Campaña para la prevención de la violencia machista en el medio rural

Hagamos un trato contra los malos tratos’Ceres lanza la primera campaña para la prevención de la violencia machista en el medio rural
Darshana Khaende, a pesar de tener sólo 25 años ha tenido que abandonar la escuela para encargarse de la casa después del suicidio de su padre. ( Mandwa,Maharashtra 2010 ). Lluís Català

Una cultura tradicional patriarcal arraigada, el alto grado de masculinización y el aislamiento físico y geográfico, son factores que dificultan las denuncias por malos tratos en los pequeños municipios. Frente a esto, la Confederación del Mujeres del Medio Rural (CERES) ha lanzado la primera campaña para la prevención de la violencia de género en el medio rural español y que se enmarca en las estrategias que la Asamblea de Mujeres Internacional de Vía Campesina lanzó en la V Conferencia en Mozambique, en relación a la soberanía alimentaria y por el fin de la violencia hacia las mujeres.

##########

### Tareas del ejercicio
#1 Responde a estas preguntas sobre el fragmento acerca de la campaña contra la violencia machista en el medio rural:
(a) ¿Qué factores dificultan las denuncias por malos tratos en los pequeños municipios?
(b) ¿En qué conferencia y en qué país lanzó sus estrategias la Asamblea de Mujeres Internacional de Vía Campesina?
(c) Según el pie de foto, ¿por qué tuvo que abandonar la escuela Darshana Khaende?
#2 Prosigue el fragmento sobre la campaña contra la violencia machista en el medio rural a partir de su última oración.

Datos de comprensión de documentos:
##########

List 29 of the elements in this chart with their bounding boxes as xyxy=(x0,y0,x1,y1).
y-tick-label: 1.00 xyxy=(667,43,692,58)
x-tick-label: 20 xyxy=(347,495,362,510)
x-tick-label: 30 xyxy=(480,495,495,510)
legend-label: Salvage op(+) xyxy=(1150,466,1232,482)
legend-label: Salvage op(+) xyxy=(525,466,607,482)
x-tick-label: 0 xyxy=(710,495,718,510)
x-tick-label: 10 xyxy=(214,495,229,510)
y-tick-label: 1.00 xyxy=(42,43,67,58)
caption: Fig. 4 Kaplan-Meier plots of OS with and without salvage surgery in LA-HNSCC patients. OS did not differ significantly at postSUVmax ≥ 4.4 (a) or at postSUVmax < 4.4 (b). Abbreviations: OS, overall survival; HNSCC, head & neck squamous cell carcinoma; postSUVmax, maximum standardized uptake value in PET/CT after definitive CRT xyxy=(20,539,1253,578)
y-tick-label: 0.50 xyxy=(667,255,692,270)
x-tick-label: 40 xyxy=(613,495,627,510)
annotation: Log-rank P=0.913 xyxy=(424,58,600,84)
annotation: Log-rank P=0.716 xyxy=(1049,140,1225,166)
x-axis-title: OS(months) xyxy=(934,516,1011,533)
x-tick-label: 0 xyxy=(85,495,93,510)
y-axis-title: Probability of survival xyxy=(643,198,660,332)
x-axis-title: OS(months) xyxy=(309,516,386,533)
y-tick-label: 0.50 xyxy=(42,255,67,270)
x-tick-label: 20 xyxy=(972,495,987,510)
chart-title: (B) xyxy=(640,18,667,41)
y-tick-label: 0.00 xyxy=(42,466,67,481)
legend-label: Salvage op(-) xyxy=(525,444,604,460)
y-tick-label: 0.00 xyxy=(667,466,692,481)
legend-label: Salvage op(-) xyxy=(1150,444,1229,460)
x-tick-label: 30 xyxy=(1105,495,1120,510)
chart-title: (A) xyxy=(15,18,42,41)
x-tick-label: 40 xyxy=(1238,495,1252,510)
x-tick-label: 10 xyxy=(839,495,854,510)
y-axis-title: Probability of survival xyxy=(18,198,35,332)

##########

### Respuestas del ejercicio
#1
(a) Una cultura tradicional patriarcal arraigada, el alto grado de masculinización y el aislamiento físico y geográfico.
(b) En la V Conferencia, en Mozambique.
(c) Para encargarse de la casa después del suicidio de su padre.

#2
La campaña sostiene que en el fondo, «el maltrato es la cara más cruel y visible de todo un entramado invisible que incluso las mujeres somos incapaces de vislumbrar puesto que nuestra sociedad se ha construido con los valores patriarcales» y por eso «la violencia es un fenómeno cultural con origen en la construcción de la superioridad masculina sobre la de las mujeres y busca un resultado: la dominación del grupo de los varones sobre el otro grupo, las mujeres».

En un contexto interpretado por valores masculinos, la autonomía, la libertad y la opinión de las mujeres, cuando no coincide con las de los hombres, son consideradas como ‘una agresión’, que puede llevar a la ‘normalización de la violencia’. Al trasladar este esquema al medio rural, donde el control social es mayor, nos encontramos con una normalización más extendida y con una culpabilización de las víctimas, sobre las que pesan argumentos del tipo, ‘algo habrá hecho’.

La campaña pretende concienciar sobre esta problemática. Sólo el 1,5 por ciento de la sociedad española considera la violencia machista como un problema grave y ese porcentaje está compuesto fundamentalmente por mujeres.  También se espera mayor compromiso en las políticas estatales que faciliten más recursos para los pueblos, que viven una situación especial con respecto a los medios tecnológicos y herramientas educativas.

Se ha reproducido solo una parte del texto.